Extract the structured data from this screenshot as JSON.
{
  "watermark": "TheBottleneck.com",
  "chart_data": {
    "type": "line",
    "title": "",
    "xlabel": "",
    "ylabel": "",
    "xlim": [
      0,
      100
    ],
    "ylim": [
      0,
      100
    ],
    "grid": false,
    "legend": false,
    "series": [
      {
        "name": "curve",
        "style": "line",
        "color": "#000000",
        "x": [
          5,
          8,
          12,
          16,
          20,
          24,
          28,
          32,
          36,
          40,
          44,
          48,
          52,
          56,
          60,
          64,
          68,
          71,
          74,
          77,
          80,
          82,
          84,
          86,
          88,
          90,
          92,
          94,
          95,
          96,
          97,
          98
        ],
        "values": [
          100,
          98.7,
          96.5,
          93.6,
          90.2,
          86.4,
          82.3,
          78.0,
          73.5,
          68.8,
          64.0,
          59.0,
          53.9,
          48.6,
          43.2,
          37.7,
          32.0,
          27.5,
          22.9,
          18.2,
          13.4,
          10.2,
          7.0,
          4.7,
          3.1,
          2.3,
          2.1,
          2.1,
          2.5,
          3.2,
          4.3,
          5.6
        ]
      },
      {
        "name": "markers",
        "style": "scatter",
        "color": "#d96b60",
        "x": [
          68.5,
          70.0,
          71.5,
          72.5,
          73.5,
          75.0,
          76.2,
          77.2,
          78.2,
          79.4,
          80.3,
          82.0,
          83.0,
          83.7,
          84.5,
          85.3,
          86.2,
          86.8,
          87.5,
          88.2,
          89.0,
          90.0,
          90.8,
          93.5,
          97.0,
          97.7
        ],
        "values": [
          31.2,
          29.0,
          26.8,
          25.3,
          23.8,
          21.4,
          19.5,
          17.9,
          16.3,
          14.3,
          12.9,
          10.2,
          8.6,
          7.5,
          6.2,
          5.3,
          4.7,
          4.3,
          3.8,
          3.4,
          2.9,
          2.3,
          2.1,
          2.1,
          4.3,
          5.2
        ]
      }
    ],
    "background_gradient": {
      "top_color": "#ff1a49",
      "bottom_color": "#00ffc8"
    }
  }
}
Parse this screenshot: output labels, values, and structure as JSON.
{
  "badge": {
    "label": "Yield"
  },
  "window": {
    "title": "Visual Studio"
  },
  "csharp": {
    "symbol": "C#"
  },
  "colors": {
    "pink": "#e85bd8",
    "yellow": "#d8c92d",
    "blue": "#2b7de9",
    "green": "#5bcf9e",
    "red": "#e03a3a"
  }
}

INSTRUCTIONS TO FOLLOW: Every entry must be output again, exactly as written above.

SOLVED EXERCISE:
Extract the structured data from this screenshot as JSON.
{
  "watermark": "TheBottleneck.com",
  "chart_data": {
    "type": "line",
    "title": "",
    "xlabel": "",
    "ylabel": "",
    "xlim": [
      0,
      100
    ],
    "ylim": [
      0,
      100
    ],
    "grid": false,
    "legend": false,
    "series": [
      {
        "name": "curve",
        "style": "line",
        "color": "#000000",
        "x": [
          5,
          8,
          12,
          16,
          20,
          24,
          28,
          32,
          36,
          40,
          44,
          48,
          52,
          56,
          60,
          64,
          68,
          71,
          74,
          77,
          80,
          82,
          84,
          86,
          88,
          90,
          92,
          94,
          95,
          96,
          97,
          98
        ],
        "values": [
          100,
          98.7,
          96.5,
          93.6,
          90.2,
          86.4,
          82.3,
          78.0,
          73.5,
          68.8,
          64.0,
          59.0,
          53.9,
          48.6,
          43.2,
          37.7,
          32.0,
          27.5,
          22.9,
          18.2,
          13.4,
          10.2,
          7.0,
          4.7,
          3.1,
          2.3,
          2.1,
          2.1,
          2.5,
          3.2,
          4.3,
          5.6
        ]
      },
      {
        "name": "markers",
        "style": "scatter",
        "color": "#d96b60",
        "x": [
          68.5,
          70.0,
          71.5,
          72.5,
          73.5,
          75.0,
          76.2,
          77.2,
          78.2,
          79.4,
          80.3,
          82.0,
          83.0,
          83.7,
          84.5,
          85.3,
          86.2,
          86.8,
          87.5,
          88.2,
          89.0,
          90.0,
          90.8,
          93.5,
          97.0,
          97.7
        ],
        "values": [
          31.2,
          29.0,
          26.8,
          25.3,
          23.8,
          21.4,
          19.5,
          17.9,
          16.3,
          14.3,
          12.9,
          10.2,
          8.6,
          7.5,
          6.2,
          5.3,
          4.7,
          4.3,
          3.8,
          3.4,
          2.9,
          2.3,
          2.1,
          2.1,
          4.3,
          5.2
        ]
      }
    ],
    "background_gradient": {
      "top_color": "#ff1a49",
      "bottom_color": "#00ffc8"
    }
  }
}
Parse this screenshot: output labels, values, and structure as JSON.
{
  "badge": {
    "label": "Yield"
  },
  "window": {
    "title": "Visual Studio"
  },
  "csharp": {
    "symbol": "C#"
  },
  "colors": {
    "pink": "#e85bd8",
    "yellow": "#d8c92d",
    "blue": "#2b7de9",
    "green": "#5bcf9e",
    "red": "#e03a3a"
  }
}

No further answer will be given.